Reproduce the listing exactly and skip over any pictures.

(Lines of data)
<<<<
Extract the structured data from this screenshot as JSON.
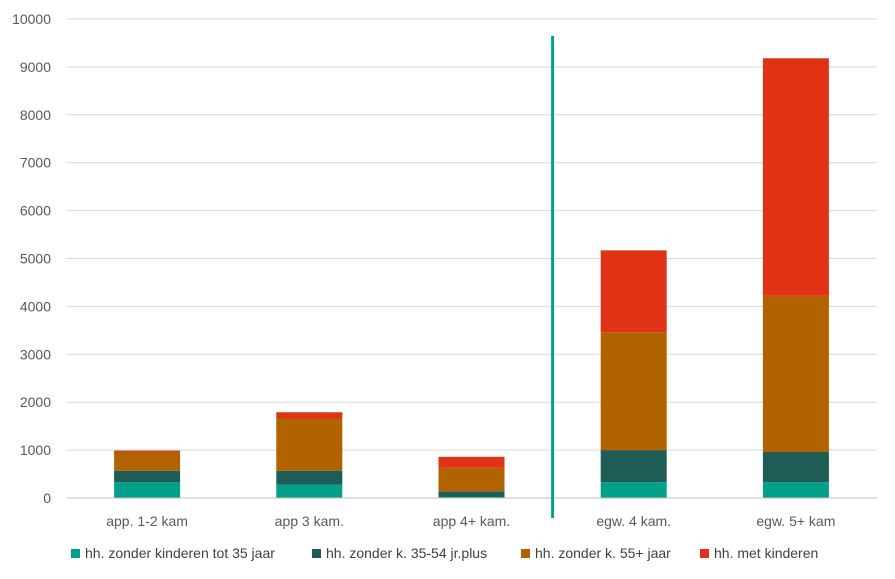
{
  "chart_data": {
    "type": "bar",
    "stacked": true,
    "title": "",
    "xlabel": "",
    "ylabel": "",
    "ylim": [
      0,
      10000
    ],
    "yticks": [
      0,
      1000,
      2000,
      3000,
      4000,
      5000,
      6000,
      7000,
      8000,
      9000,
      10000
    ],
    "grid": true,
    "legend_position": "bottom",
    "categories": [
      "app. 1-2 kam",
      "app 3 kam.",
      "app 4+ kam.",
      "egw. 4 kam.",
      "egw. 5+ kam"
    ],
    "divider_between": [
      "app 4+ kam.",
      "egw. 4 kam."
    ],
    "series": [
      {
        "name": "hh. zonder kinderen tot 35 jaar",
        "color": "#00A08A",
        "values": [
          330,
          280,
          20,
          330,
          330
        ]
      },
      {
        "name": "hh. zonder k. 35-54 jr.plus",
        "color": "#1E5C55",
        "values": [
          240,
          290,
          120,
          670,
          630
        ]
      },
      {
        "name": "hh. zonder k. 55+ jaar",
        "color": "#B36200",
        "values": [
          400,
          1090,
          490,
          2460,
          3260
        ]
      },
      {
        "name": "hh. met kinderen",
        "color": "#E03214",
        "values": [
          20,
          130,
          230,
          1710,
          4960
        ]
      }
    ],
    "colors": {
      "gridline": "#d9d9d9",
      "axis": "#bfbfbf",
      "divider": "#00A08A"
    }
  }
}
>>>>
Exercise solution.
Extract the structured data from this screenshot as JSON.
{
  "chart_data": {
    "type": "bar",
    "stacked": true,
    "title": "",
    "xlabel": "",
    "ylabel": "",
    "ylim": [
      0,
      10000
    ],
    "yticks": [
      0,
      1000,
      2000,
      3000,
      4000,
      5000,
      6000,
      7000,
      8000,
      9000,
      10000
    ],
    "grid": true,
    "legend_position": "bottom",
    "categories": [
      "app. 1-2 kam",
      "app 3 kam.",
      "app 4+ kam.",
      "egw. 4 kam.",
      "egw. 5+ kam"
    ],
    "divider_between": [
      "app 4+ kam.",
      "egw. 4 kam."
    ],
    "series": [
      {
        "name": "hh. zonder kinderen tot 35 jaar",
        "color": "#00A08A",
        "values": [
          330,
          280,
          20,
          330,
          330
        ]
      },
      {
        "name": "hh. zonder k. 35-54 jr.plus",
        "color": "#1E5C55",
        "values": [
          240,
          290,
          120,
          670,
          630
        ]
      },
      {
        "name": "hh. zonder k. 55+ jaar",
        "color": "#B36200",
        "values": [
          400,
          1090,
          490,
          2460,
          3260
        ]
      },
      {
        "name": "hh. met kinderen",
        "color": "#E03214",
        "values": [
          20,
          130,
          230,
          1710,
          4960
        ]
      }
    ],
    "colors": {
      "gridline": "#d9d9d9",
      "axis": "#bfbfbf",
      "divider": "#00A08A"
    }
  }
}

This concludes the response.